# WORKING DATA
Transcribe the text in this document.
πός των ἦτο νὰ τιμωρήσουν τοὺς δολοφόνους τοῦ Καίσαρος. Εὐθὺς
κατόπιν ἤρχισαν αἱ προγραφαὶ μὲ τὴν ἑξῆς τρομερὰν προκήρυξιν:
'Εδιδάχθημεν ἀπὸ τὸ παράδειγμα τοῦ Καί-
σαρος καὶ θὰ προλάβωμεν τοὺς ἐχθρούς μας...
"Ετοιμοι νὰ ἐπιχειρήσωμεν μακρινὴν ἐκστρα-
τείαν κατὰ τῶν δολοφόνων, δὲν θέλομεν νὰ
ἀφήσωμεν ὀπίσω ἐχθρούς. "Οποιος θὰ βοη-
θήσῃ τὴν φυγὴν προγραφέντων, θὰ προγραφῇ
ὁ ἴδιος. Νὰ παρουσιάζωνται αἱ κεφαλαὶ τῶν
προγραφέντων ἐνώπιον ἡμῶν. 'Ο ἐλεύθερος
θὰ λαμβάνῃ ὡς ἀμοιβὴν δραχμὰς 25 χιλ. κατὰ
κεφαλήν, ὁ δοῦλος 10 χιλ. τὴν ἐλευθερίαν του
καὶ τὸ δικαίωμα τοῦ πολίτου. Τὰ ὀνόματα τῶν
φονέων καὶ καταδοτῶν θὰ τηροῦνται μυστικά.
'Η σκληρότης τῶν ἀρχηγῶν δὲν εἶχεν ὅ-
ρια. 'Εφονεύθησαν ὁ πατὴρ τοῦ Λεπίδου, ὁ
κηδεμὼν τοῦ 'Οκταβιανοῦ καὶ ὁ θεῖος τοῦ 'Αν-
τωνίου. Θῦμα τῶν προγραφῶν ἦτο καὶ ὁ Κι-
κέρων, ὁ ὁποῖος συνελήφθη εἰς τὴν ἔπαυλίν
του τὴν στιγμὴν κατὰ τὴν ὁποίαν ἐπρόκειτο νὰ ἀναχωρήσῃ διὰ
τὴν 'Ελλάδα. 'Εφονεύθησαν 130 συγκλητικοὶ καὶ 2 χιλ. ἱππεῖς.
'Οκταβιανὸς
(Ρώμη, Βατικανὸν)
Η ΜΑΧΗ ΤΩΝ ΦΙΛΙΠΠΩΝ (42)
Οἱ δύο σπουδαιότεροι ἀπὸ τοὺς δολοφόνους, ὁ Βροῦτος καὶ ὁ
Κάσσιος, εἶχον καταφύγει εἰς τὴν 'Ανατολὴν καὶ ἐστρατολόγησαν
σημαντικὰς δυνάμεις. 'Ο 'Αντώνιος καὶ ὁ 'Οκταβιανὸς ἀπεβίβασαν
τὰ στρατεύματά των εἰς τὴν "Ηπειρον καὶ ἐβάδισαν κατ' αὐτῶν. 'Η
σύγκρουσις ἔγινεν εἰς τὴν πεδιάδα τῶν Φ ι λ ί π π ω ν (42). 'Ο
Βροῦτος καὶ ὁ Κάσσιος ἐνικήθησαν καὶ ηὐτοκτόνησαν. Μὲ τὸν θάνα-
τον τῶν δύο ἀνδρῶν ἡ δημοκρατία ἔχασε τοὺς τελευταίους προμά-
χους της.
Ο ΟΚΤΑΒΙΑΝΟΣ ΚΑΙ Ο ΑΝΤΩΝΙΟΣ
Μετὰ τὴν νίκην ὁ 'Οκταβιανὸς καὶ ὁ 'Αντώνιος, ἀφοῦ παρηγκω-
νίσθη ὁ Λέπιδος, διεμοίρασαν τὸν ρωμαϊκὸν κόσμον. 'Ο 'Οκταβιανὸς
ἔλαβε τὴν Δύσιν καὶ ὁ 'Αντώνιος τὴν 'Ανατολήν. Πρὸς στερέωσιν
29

# TASK TO CARRY OUT
Print the whole listing again, exactly.

# EXERCISE ANSWER
Transcribe the text in this document.
πός των ἦτο νὰ τιμωρήσουν τοὺς δολοφόνους τοῦ Καίσαρος. Εὐθὺς
κατόπιν ἤρχισαν αἱ προγραφαὶ μὲ τὴν ἑξῆς τρομερὰν προκήρυξιν:
'Εδιδάχθημεν ἀπὸ τὸ παράδειγμα τοῦ Καί-
σαρος καὶ θὰ προλάβωμεν τοὺς ἐχθρούς μας...
"Ετοιμοι νὰ ἐπιχειρήσωμεν μακρινὴν ἐκστρα-
τείαν κατὰ τῶν δολοφόνων, δὲν θέλομεν νὰ
ἀφήσωμεν ὀπίσω ἐχθρούς. "Οποιος θὰ βοη-
θήσῃ τὴν φυγὴν προγραφέντων, θὰ προγραφῇ
ὁ ἴδιος. Νὰ παρουσιάζωνται αἱ κεφαλαὶ τῶν
προγραφέντων ἐνώπιον ἡμῶν. 'Ο ἐλεύθερος
θὰ λαμβάνῃ ὡς ἀμοιβὴν δραχμὰς 25 χιλ. κατὰ
κεφαλήν, ὁ δοῦλος 10 χιλ. τὴν ἐλευθερίαν του
καὶ τὸ δικαίωμα τοῦ πολίτου. Τὰ ὀνόματα τῶν
φονέων καὶ καταδοτῶν θὰ τηροῦνται μυστικά.
'Η σκληρότης τῶν ἀρχηγῶν δὲν εἶχεν ὅ-
ρια. 'Εφονεύθησαν ὁ πατὴρ τοῦ Λεπίδου, ὁ
κηδεμὼν τοῦ 'Οκταβιανοῦ καὶ ὁ θεῖος τοῦ 'Αν-
τωνίου. Θῦμα τῶν προγραφῶν ἦτο καὶ ὁ Κι-
κέρων, ὁ ὁποῖος συνελήφθη εἰς τὴν ἔπαυλίν
του τὴν στιγμὴν κατὰ τὴν ὁποίαν ἐπρόκειτο νὰ ἀναχωρήσῃ διὰ
τὴν 'Ελλάδα. 'Εφονεύθησαν 130 συγκλητικοὶ καὶ 2 χιλ. ἱππεῖς.
'Οκταβιανὸς
(Ρώμη, Βατικανὸν)
Η ΜΑΧΗ ΤΩΝ ΦΙΛΙΠΠΩΝ (42)
Οἱ δύο σπουδαιότεροι ἀπὸ τοὺς δολοφόνους, ὁ Βροῦτος καὶ ὁ
Κάσσιος, εἶχον καταφύγει εἰς τὴν 'Ανατολὴν καὶ ἐστρατολόγησαν
σημαντικὰς δυνάμεις. 'Ο 'Αντώνιος καὶ ὁ 'Οκταβιανὸς ἀπεβίβασαν
τὰ στρατεύματά των εἰς τὴν "Ηπειρον καὶ ἐβάδισαν κατ' αὐτῶν. 'Η
σύγκρουσις ἔγινεν εἰς τὴν πεδιάδα τῶν Φ ι λ ί π π ω ν (42). 'Ο
Βροῦτος καὶ ὁ Κάσσιος ἐνικήθησαν καὶ ηὐτοκτόνησαν. Μὲ τὸν θάνα-
τον τῶν δύο ἀνδρῶν ἡ δημοκρατία ἔχασε τοὺς τελευταίους προμά-
χους της.
Ο ΟΚΤΑΒΙΑΝΟΣ ΚΑΙ Ο ΑΝΤΩΝΙΟΣ
Μετὰ τὴν νίκην ὁ 'Οκταβιανὸς καὶ ὁ 'Αντώνιος, ἀφοῦ παρηγκω-
νίσθη ὁ Λέπιδος, διεμοίρασαν τὸν ρωμαϊκὸν κόσμον. 'Ο 'Οκταβιανὸς
ἔλαβε τὴν Δύσιν καὶ ὁ 'Αντώνιος τὴν 'Ανατολήν. Πρὸς στερέωσιν
29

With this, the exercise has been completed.